Brief >> Filter the records below and copy every line containing the word "JSON".

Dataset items
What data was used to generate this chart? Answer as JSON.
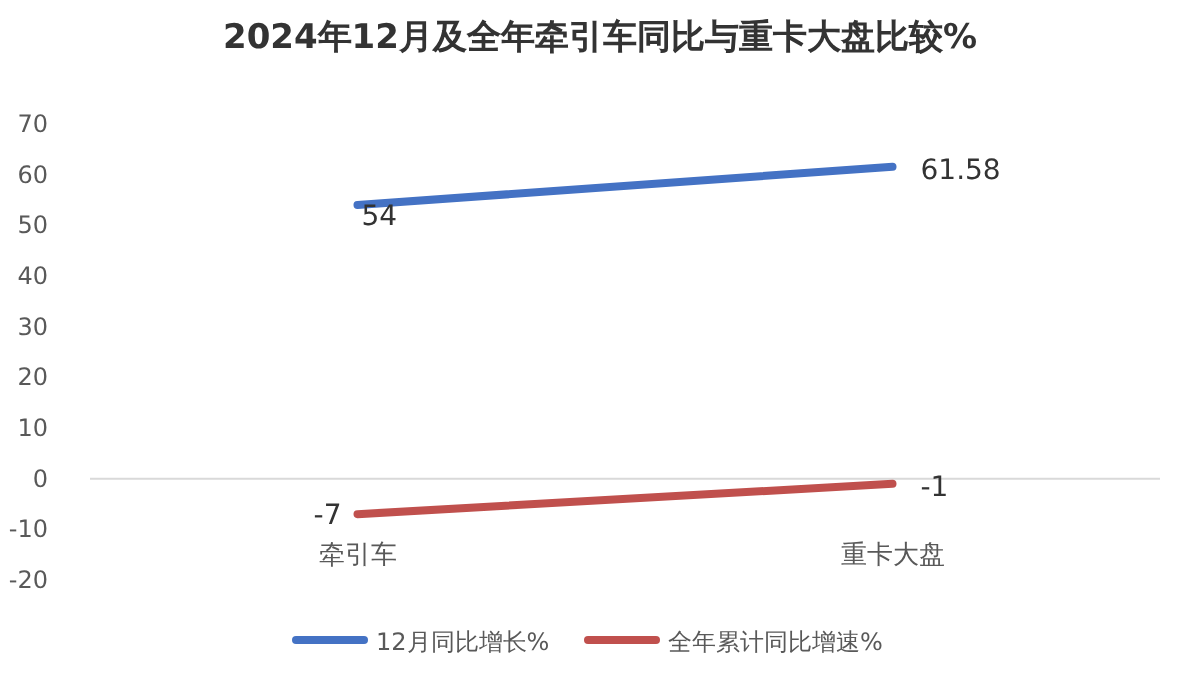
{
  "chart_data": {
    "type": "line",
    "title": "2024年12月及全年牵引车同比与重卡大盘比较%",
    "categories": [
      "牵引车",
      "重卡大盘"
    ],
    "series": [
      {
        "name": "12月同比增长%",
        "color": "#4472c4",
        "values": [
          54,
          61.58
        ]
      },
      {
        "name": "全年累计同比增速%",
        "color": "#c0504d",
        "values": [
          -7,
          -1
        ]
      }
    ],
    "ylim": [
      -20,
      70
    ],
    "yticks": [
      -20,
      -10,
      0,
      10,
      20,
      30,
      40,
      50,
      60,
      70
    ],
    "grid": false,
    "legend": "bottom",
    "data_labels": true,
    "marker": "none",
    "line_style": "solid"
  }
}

--

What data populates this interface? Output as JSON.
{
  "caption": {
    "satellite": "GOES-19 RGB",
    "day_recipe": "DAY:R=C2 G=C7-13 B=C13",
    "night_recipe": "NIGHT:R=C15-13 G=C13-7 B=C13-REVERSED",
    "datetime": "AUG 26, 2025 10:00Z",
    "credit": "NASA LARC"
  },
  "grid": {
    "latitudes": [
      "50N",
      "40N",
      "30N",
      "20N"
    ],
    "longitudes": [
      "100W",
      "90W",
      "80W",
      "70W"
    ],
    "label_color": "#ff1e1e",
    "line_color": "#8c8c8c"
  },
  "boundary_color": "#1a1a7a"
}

Worked solution >>
What data was used to generate this chart? Answer as JSON.
What data populates this interface? Output as JSON.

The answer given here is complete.